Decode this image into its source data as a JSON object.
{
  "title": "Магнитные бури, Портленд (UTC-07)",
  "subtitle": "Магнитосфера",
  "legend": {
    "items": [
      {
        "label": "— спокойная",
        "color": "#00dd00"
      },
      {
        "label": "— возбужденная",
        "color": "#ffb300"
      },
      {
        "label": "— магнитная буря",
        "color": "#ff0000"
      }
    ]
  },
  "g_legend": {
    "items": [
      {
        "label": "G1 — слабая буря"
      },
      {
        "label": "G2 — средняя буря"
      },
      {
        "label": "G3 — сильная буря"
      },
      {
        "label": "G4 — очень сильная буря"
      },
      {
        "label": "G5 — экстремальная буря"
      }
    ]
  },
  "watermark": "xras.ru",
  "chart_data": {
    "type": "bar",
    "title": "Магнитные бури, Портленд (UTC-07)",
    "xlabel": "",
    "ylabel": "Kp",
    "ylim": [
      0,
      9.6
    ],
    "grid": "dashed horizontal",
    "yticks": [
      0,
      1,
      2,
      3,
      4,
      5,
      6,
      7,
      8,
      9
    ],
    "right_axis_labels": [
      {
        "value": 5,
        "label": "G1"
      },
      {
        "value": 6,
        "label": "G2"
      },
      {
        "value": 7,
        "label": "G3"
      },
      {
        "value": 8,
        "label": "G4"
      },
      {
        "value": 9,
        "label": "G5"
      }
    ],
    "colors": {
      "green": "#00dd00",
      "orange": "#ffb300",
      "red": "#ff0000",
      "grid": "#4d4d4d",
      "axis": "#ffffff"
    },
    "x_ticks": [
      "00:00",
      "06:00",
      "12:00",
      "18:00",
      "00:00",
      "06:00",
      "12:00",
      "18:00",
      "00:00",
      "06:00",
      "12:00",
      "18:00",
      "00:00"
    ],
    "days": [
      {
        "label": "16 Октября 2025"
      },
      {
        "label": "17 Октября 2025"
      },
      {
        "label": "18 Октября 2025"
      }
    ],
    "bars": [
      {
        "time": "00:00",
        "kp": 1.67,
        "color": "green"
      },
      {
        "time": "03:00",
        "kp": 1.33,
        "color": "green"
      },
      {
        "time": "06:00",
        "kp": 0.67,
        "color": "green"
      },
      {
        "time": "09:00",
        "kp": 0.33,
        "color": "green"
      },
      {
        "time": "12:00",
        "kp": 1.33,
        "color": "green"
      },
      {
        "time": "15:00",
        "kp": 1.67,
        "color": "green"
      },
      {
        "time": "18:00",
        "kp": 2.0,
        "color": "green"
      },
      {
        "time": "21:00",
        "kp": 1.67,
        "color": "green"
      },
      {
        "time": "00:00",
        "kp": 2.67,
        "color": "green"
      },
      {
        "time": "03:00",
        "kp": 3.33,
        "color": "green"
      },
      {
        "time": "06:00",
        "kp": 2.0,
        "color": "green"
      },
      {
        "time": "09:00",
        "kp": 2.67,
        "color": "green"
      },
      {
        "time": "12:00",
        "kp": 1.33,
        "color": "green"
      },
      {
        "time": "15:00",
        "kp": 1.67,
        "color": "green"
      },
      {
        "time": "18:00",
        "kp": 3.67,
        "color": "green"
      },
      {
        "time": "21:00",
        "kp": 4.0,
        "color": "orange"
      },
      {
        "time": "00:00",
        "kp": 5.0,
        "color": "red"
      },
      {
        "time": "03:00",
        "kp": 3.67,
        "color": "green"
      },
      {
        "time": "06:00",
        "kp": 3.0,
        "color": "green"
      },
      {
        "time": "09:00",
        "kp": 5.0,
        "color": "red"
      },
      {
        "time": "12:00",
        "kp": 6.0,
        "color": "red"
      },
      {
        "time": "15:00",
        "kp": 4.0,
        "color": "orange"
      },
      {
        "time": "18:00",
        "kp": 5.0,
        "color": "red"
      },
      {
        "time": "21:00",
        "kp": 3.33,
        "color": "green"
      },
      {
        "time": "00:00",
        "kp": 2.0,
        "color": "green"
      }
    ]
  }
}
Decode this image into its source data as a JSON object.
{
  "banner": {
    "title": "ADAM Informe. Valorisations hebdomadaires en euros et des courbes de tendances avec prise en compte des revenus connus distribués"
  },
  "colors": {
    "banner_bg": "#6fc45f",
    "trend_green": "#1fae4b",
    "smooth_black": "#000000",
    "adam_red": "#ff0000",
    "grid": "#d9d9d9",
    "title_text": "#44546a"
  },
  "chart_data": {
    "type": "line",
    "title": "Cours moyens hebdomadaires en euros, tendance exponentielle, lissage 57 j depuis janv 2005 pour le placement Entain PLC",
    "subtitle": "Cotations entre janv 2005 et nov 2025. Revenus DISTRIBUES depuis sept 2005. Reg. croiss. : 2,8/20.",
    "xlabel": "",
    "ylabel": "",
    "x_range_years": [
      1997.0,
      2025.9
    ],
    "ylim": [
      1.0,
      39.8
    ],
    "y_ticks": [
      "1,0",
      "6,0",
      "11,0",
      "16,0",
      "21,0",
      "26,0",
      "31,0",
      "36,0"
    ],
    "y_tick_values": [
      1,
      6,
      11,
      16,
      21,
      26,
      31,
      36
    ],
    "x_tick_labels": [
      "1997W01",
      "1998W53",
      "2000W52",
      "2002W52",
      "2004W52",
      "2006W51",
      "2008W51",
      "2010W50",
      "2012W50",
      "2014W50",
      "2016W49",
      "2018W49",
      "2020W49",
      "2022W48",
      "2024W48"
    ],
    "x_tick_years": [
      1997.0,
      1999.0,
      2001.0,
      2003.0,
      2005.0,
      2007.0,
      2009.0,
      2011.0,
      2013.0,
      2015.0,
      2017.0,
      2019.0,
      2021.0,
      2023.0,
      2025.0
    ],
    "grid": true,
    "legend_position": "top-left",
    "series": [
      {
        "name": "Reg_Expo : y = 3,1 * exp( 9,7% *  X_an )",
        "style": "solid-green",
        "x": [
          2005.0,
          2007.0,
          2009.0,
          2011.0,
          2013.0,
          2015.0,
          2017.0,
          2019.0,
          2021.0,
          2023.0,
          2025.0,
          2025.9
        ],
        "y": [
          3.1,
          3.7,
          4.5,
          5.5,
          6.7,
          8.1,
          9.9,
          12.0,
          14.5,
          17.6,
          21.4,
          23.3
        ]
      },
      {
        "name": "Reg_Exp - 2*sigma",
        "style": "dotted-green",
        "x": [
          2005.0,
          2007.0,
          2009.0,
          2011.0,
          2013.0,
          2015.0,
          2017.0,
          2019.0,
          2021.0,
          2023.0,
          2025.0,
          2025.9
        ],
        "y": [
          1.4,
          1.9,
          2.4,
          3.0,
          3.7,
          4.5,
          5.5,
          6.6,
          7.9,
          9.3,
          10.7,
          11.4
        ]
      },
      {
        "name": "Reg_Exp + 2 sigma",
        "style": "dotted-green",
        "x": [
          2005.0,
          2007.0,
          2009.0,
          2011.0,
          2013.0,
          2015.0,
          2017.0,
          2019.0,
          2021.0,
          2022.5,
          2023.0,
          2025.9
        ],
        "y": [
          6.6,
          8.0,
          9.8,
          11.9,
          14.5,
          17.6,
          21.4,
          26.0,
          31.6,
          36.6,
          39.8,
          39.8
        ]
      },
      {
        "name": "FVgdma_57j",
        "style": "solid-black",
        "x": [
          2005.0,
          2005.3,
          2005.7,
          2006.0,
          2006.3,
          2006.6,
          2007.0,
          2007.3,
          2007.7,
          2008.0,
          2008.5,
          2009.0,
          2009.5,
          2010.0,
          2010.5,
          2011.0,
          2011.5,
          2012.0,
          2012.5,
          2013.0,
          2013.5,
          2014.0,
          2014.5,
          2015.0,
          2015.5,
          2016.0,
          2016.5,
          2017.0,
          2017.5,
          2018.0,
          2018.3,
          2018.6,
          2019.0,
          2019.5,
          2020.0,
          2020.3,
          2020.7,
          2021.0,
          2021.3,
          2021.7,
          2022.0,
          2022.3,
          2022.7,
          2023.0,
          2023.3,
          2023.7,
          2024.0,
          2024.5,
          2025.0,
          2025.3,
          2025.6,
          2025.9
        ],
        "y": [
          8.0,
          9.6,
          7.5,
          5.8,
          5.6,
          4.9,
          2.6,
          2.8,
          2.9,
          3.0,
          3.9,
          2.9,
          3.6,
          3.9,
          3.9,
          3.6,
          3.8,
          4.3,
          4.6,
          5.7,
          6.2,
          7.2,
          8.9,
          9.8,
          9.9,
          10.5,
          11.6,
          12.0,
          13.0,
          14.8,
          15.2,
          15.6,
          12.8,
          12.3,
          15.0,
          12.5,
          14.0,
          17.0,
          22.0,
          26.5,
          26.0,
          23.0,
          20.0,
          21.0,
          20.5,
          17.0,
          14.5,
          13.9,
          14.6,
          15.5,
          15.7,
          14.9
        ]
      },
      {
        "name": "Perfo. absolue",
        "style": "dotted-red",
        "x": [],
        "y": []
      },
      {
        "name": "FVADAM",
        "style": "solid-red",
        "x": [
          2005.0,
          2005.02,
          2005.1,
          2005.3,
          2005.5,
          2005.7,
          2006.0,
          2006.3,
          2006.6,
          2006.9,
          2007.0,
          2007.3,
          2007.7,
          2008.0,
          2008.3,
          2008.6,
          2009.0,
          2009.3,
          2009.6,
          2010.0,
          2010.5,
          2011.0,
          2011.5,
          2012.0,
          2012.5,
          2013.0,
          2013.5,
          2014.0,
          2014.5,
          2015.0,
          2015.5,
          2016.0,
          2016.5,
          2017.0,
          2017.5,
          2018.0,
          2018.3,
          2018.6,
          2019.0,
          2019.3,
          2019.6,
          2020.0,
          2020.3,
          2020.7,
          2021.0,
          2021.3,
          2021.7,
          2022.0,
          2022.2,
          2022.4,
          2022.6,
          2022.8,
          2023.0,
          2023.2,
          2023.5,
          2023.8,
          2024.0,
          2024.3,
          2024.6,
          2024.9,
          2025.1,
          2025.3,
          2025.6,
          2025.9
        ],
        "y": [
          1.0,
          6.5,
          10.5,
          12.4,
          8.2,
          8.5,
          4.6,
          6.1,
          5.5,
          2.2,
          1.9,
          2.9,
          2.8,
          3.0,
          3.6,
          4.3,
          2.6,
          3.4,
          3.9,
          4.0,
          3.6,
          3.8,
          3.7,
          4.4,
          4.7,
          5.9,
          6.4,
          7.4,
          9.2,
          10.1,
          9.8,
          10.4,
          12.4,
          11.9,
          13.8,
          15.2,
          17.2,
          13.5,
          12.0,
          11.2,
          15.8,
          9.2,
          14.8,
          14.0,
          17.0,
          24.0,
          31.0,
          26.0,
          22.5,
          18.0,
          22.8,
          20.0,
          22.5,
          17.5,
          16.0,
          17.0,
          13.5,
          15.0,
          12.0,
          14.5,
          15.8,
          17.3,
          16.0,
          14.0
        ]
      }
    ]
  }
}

______________________________

▸ GOAL OF THE EXERCISE
Each line holding "grid" must be found and copied.

▸ WRITTEN ANSWER
    "grid": "dashed horizontal",
      "grid": "#4d4d4d",
    "grid": "#d9d9d9",
    "grid": true,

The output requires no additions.